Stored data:
==========

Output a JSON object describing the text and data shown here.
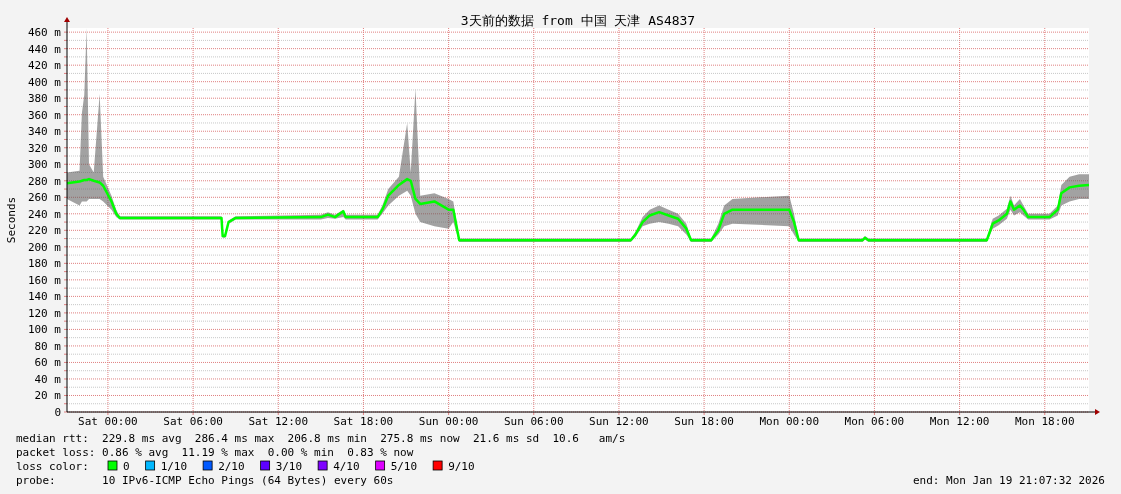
{
  "chart_data": {
    "type": "line",
    "title": "3天前的数据 from 中国 天津 AS4837",
    "ylabel": "Seconds",
    "xlim": [
      "2026-01-16T21:07",
      "2026-01-19T21:07"
    ],
    "xticks": [
      {
        "value": "2026-01-17T00:00",
        "label": "Sat 00:00"
      },
      {
        "value": "2026-01-17T06:00",
        "label": "Sat 06:00"
      },
      {
        "value": "2026-01-17T12:00",
        "label": "Sat 12:00"
      },
      {
        "value": "2026-01-17T18:00",
        "label": "Sat 18:00"
      },
      {
        "value": "2026-01-18T00:00",
        "label": "Sun 00:00"
      },
      {
        "value": "2026-01-18T06:00",
        "label": "Sun 06:00"
      },
      {
        "value": "2026-01-18T12:00",
        "label": "Sun 12:00"
      },
      {
        "value": "2026-01-18T18:00",
        "label": "Sun 18:00"
      },
      {
        "value": "2026-01-19T00:00",
        "label": "Mon 00:00"
      },
      {
        "value": "2026-01-19T06:00",
        "label": "Mon 06:00"
      },
      {
        "value": "2026-01-19T12:00",
        "label": "Mon 12:00"
      },
      {
        "value": "2026-01-19T18:00",
        "label": "Mon 18:00"
      }
    ],
    "ylim": [
      0,
      465
    ],
    "yticks": [
      0,
      {
        "value": 10,
        "label": null
      },
      {
        "value": 20,
        "label": "20 m"
      },
      {
        "value": 30,
        "label": null
      },
      {
        "value": 40,
        "label": "40 m"
      },
      {
        "value": 50,
        "label": null
      },
      {
        "value": 60,
        "label": "60 m"
      },
      {
        "value": 70,
        "label": null
      },
      {
        "value": 80,
        "label": "80 m"
      },
      {
        "value": 90,
        "label": null
      },
      {
        "value": 100,
        "label": "100 m"
      },
      {
        "value": 110,
        "label": null
      },
      {
        "value": 120,
        "label": "120 m"
      },
      {
        "value": 130,
        "label": null
      },
      {
        "value": 140,
        "label": "140 m"
      },
      {
        "value": 150,
        "label": null
      },
      {
        "value": 160,
        "label": "160 m"
      },
      {
        "value": 170,
        "label": null
      },
      {
        "value": 180,
        "label": "180 m"
      },
      {
        "value": 190,
        "label": null
      },
      {
        "value": 200,
        "label": "200 m"
      },
      {
        "value": 210,
        "label": null
      },
      {
        "value": 220,
        "label": "220 m"
      },
      {
        "value": 230,
        "label": null
      },
      {
        "value": 240,
        "label": "240 m"
      },
      {
        "value": 250,
        "label": null
      },
      {
        "value": 260,
        "label": "260 m"
      },
      {
        "value": 270,
        "label": null
      },
      {
        "value": 280,
        "label": "280 m"
      },
      {
        "value": 290,
        "label": null
      },
      {
        "value": 300,
        "label": "300 m"
      },
      {
        "value": 310,
        "label": null
      },
      {
        "value": 320,
        "label": "320 m"
      },
      {
        "value": 330,
        "label": null
      },
      {
        "value": 340,
        "label": "340 m"
      },
      {
        "value": 350,
        "label": null
      },
      {
        "value": 360,
        "label": "360 m"
      },
      {
        "value": 370,
        "label": null
      },
      {
        "value": 380,
        "label": "380 m"
      },
      {
        "value": 390,
        "label": null
      },
      {
        "value": 400,
        "label": "400 m"
      },
      {
        "value": 410,
        "label": null
      },
      {
        "value": 420,
        "label": "420 m"
      },
      {
        "value": 430,
        "label": null
      },
      {
        "value": 440,
        "label": "440 m"
      },
      {
        "value": 450,
        "label": null
      },
      {
        "value": 460,
        "label": "460 m"
      }
    ],
    "grid": true,
    "legend": "bottom",
    "x": [
      "2026-01-16T21:07",
      "2026-01-16T22:00",
      "2026-01-16T22:10",
      "2026-01-16T22:20",
      "2026-01-16T22:30",
      "2026-01-16T22:40",
      "2026-01-16T23:00",
      "2026-01-16T23:25",
      "2026-01-16T23:40",
      "2026-01-17T00:15",
      "2026-01-17T00:35",
      "2026-01-17T00:50",
      "2026-01-17T08:00",
      "2026-01-17T08:05",
      "2026-01-17T08:15",
      "2026-01-17T08:30",
      "2026-01-17T09:00",
      "2026-01-17T15:00",
      "2026-01-17T15:30",
      "2026-01-17T16:00",
      "2026-01-17T16:35",
      "2026-01-17T16:45",
      "2026-01-17T19:00",
      "2026-01-17T19:20",
      "2026-01-17T19:45",
      "2026-01-17T20:30",
      "2026-01-17T21:05",
      "2026-01-17T21:20",
      "2026-01-17T21:40",
      "2026-01-17T22:00",
      "2026-01-17T23:00",
      "2026-01-18T00:00",
      "2026-01-18T00:20",
      "2026-01-18T00:45",
      "2026-01-18T12:50",
      "2026-01-18T13:10",
      "2026-01-18T13:40",
      "2026-01-18T14:10",
      "2026-01-18T14:50",
      "2026-01-18T15:30",
      "2026-01-18T16:10",
      "2026-01-18T16:45",
      "2026-01-18T17:05",
      "2026-01-18T18:30",
      "2026-01-18T19:00",
      "2026-01-18T19:25",
      "2026-01-18T20:00",
      "2026-01-19T00:00",
      "2026-01-19T00:20",
      "2026-01-19T00:40",
      "2026-01-19T05:10",
      "2026-01-19T05:20",
      "2026-01-19T05:35",
      "2026-01-19T13:55",
      "2026-01-19T14:20",
      "2026-01-19T14:45",
      "2026-01-19T15:20",
      "2026-01-19T15:35",
      "2026-01-19T15:50",
      "2026-01-19T16:15",
      "2026-01-19T16:30",
      "2026-01-19T16:50",
      "2026-01-19T18:20",
      "2026-01-19T18:55",
      "2026-01-19T19:10",
      "2026-01-19T19:45",
      "2026-01-19T20:25",
      "2026-01-19T21:07"
    ],
    "series": [
      {
        "name": "0",
        "color": "#00ff00",
        "values": [
          277,
          279,
          280,
          281,
          281,
          282,
          280,
          278,
          274,
          255,
          240,
          235,
          235,
          213,
          213,
          230,
          235,
          236,
          239,
          236,
          243,
          236,
          236,
          245,
          262,
          275,
          282,
          280,
          258,
          252,
          255,
          245,
          245,
          208,
          208,
          215,
          230,
          238,
          242,
          238,
          234,
          222,
          208,
          208,
          220,
          240,
          245,
          245,
          230,
          208,
          208,
          211,
          208,
          208,
          228,
          232,
          240,
          255,
          245,
          250,
          245,
          236,
          236,
          245,
          265,
          272,
          274,
          275
        ],
        "lower": [
          258,
          250,
          255,
          255,
          255,
          258,
          258,
          258,
          255,
          245,
          236,
          233,
          233,
          211,
          211,
          228,
          233,
          233,
          235,
          234,
          236,
          233,
          233,
          240,
          250,
          262,
          268,
          262,
          240,
          230,
          225,
          222,
          230,
          206,
          206,
          212,
          225,
          228,
          230,
          228,
          225,
          215,
          206,
          206,
          215,
          225,
          228,
          225,
          215,
          206,
          206,
          209,
          206,
          206,
          222,
          226,
          234,
          245,
          238,
          242,
          238,
          233,
          233,
          238,
          250,
          255,
          258,
          258
        ],
        "upper": [
          290,
          292,
          362,
          384,
          465,
          300,
          290,
          385,
          285,
          262,
          245,
          237,
          237,
          215,
          215,
          232,
          237,
          239,
          242,
          239,
          245,
          239,
          239,
          250,
          270,
          285,
          350,
          290,
          392,
          262,
          265,
          258,
          255,
          210,
          210,
          218,
          236,
          245,
          250,
          245,
          240,
          228,
          210,
          210,
          228,
          250,
          258,
          262,
          240,
          210,
          210,
          213,
          210,
          210,
          234,
          238,
          246,
          262,
          250,
          258,
          250,
          240,
          240,
          250,
          275,
          285,
          288,
          288
        ]
      },
      {
        "name": "1/10",
        "color": "#00b8ff",
        "values": [
          null,
          null,
          null,
          null,
          null,
          null,
          null,
          null,
          null,
          null,
          null,
          null,
          null,
          null,
          null,
          null,
          null,
          null,
          null,
          null,
          null,
          null,
          null,
          null,
          null,
          null,
          null,
          null,
          null,
          null,
          null,
          null,
          null,
          null,
          null,
          null,
          null,
          null,
          null,
          null,
          null,
          null,
          null,
          null,
          null,
          null,
          null,
          null,
          null,
          null,
          null,
          null,
          null,
          null,
          null,
          null,
          null,
          null,
          null,
          null,
          null,
          null,
          null,
          null,
          null,
          null,
          null,
          null
        ]
      },
      {
        "name": "2/10",
        "color": "#0059ff",
        "values": [
          null,
          null,
          null,
          null,
          null,
          null,
          null,
          null,
          null,
          null,
          null,
          null,
          null,
          null,
          null,
          null,
          null,
          null,
          null,
          null,
          null,
          null,
          null,
          null,
          null,
          null,
          null,
          null,
          null,
          null,
          null,
          null,
          null,
          null,
          null,
          null,
          null,
          null,
          null,
          null,
          null,
          null,
          null,
          null,
          null,
          null,
          null,
          null,
          null,
          null,
          null,
          null,
          null,
          null,
          null,
          null,
          null,
          null,
          null,
          null,
          null,
          null,
          null,
          null,
          null,
          null,
          null,
          null
        ]
      },
      {
        "name": "3/10",
        "color": "#5e00ff",
        "values": [
          null,
          null,
          null,
          null,
          null,
          null,
          null,
          null,
          null,
          null,
          null,
          null,
          null,
          null,
          null,
          null,
          null,
          null,
          null,
          null,
          null,
          null,
          null,
          null,
          null,
          null,
          null,
          null,
          null,
          null,
          null,
          null,
          null,
          null,
          null,
          null,
          null,
          null,
          null,
          null,
          null,
          null,
          null,
          null,
          null,
          null,
          null,
          null,
          null,
          null,
          null,
          null,
          null,
          null,
          null,
          null,
          null,
          null,
          null,
          null,
          null,
          null,
          null,
          null,
          null,
          null,
          null,
          null
        ]
      },
      {
        "name": "4/10",
        "color": "#7e00ff",
        "values": [
          null,
          null,
          null,
          null,
          null,
          null,
          null,
          null,
          null,
          null,
          null,
          null,
          null,
          null,
          null,
          null,
          null,
          null,
          null,
          null,
          null,
          null,
          null,
          null,
          null,
          null,
          null,
          null,
          null,
          null,
          null,
          null,
          null,
          null,
          null,
          null,
          null,
          null,
          null,
          null,
          null,
          null,
          null,
          null,
          null,
          null,
          null,
          null,
          null,
          null,
          null,
          null,
          null,
          null,
          null,
          null,
          null,
          null,
          null,
          null,
          null,
          null,
          null,
          null,
          null,
          null,
          null,
          null
        ]
      },
      {
        "name": "5/10",
        "color": "#dd00ff",
        "values": [
          null,
          null,
          null,
          null,
          null,
          null,
          null,
          null,
          null,
          null,
          null,
          null,
          null,
          null,
          null,
          null,
          null,
          null,
          null,
          null,
          null,
          null,
          null,
          null,
          null,
          null,
          null,
          null,
          null,
          null,
          null,
          null,
          null,
          null,
          null,
          null,
          null,
          null,
          null,
          null,
          null,
          null,
          null,
          null,
          null,
          null,
          null,
          null,
          null,
          null,
          null,
          null,
          null,
          null,
          null,
          null,
          null,
          null,
          null,
          null,
          null,
          null,
          null,
          null,
          null,
          null,
          null,
          null
        ]
      },
      {
        "name": "9/10",
        "color": "#ff0000",
        "values": [
          null,
          null,
          null,
          null,
          null,
          null,
          null,
          null,
          null,
          null,
          null,
          null,
          null,
          null,
          null,
          null,
          null,
          null,
          null,
          null,
          null,
          null,
          null,
          null,
          null,
          null,
          null,
          null,
          null,
          null,
          null,
          null,
          null,
          null,
          null,
          null,
          null,
          null,
          null,
          null,
          null,
          null,
          null,
          null,
          null,
          null,
          null,
          null,
          null,
          null,
          null,
          null,
          null,
          null,
          null,
          null,
          null,
          null,
          null,
          null,
          null,
          null,
          null,
          null,
          null,
          null,
          null,
          null
        ]
      }
    ],
    "legend_title": "loss color:",
    "annotations": [
      "median rtt:  229.8 ms avg  286.4 ms max  206.8 ms min  275.8 ms now  21.6 ms sd  10.6   am/s",
      "packet loss: 0.86 % avg  11.19 % max  0.00 % min  0.83 % now",
      "probe:       10 IPv6-ICMP Echo Pings (64 Bytes) every 60s",
      "end: Mon Jan 19 21:07:32 2026"
    ]
  }
}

==========

WHAT THIS TASK INVOLVES: From the records, copy every line that has the string "name" in it.

RESPONSE TO THE TASK:
        "name": "0",
        "name": "1/10",
        "name": "2/10",
        "name": "3/10",
        "name": "4/10",
        "name": "5/10",
        "name": "9/10",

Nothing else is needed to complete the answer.